>>>>>
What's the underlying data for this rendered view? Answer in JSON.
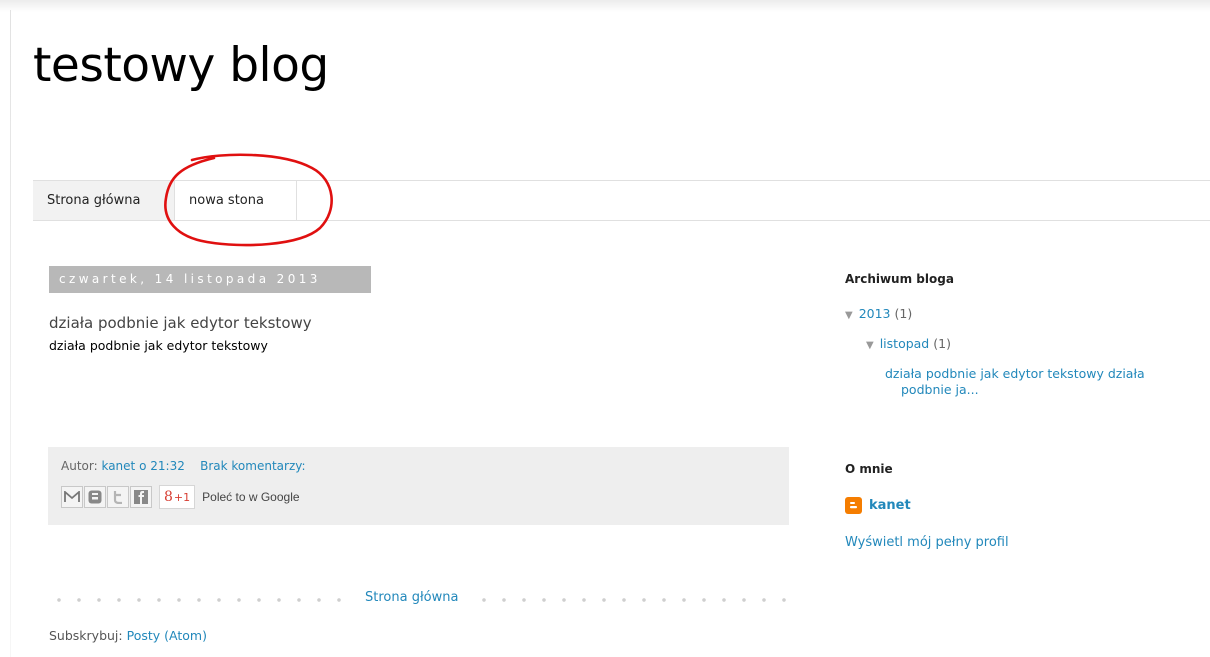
{
  "blog": {
    "title": "testowy blog"
  },
  "tabs": [
    {
      "label": "Strona główna"
    },
    {
      "label": "nowa stona"
    }
  ],
  "post": {
    "date_header": "czwartek, 14 listopada 2013",
    "title": "działa podbnie jak edytor tekstowy",
    "body": "działa podbnie jak edytor tekstowy",
    "footer": {
      "author_prefix": "Autor:",
      "author": "kanet",
      "time_prefix": "o",
      "time": "21:32",
      "comments": "Brak komentarzy:",
      "share_buttons": [
        {
          "label": "M",
          "icon": "email-icon"
        },
        {
          "label": "B",
          "icon": "blogger-icon"
        },
        {
          "label": "t",
          "icon": "twitter-icon"
        },
        {
          "label": "f",
          "icon": "facebook-icon"
        }
      ],
      "gplus_label": "8",
      "gplus_suffix": "+1",
      "recommend": "Poleć to w Google"
    }
  },
  "pager": {
    "home": "Strona główna"
  },
  "subscribe": {
    "label": "Subskrybuj:",
    "link": "Posty (Atom)"
  },
  "sidebar": {
    "archive": {
      "title": "Archiwum bloga",
      "year": {
        "label": "2013",
        "count": "(1)"
      },
      "month": {
        "label": "listopad",
        "count": "(1)"
      },
      "post_link": "działa podbnie jak edytor tekstowy działa podbnie ja..."
    },
    "about": {
      "title": "O mnie",
      "name": "kanet",
      "full_profile": "Wyświetl mój pełny profil"
    }
  },
  "colors": {
    "link": "#2288bb",
    "annotation": "#e01010"
  }
}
<<<<<
## Request
Give the number of lines in the records that contain the string "podbnie", and nothing besides.

## Exercise result
3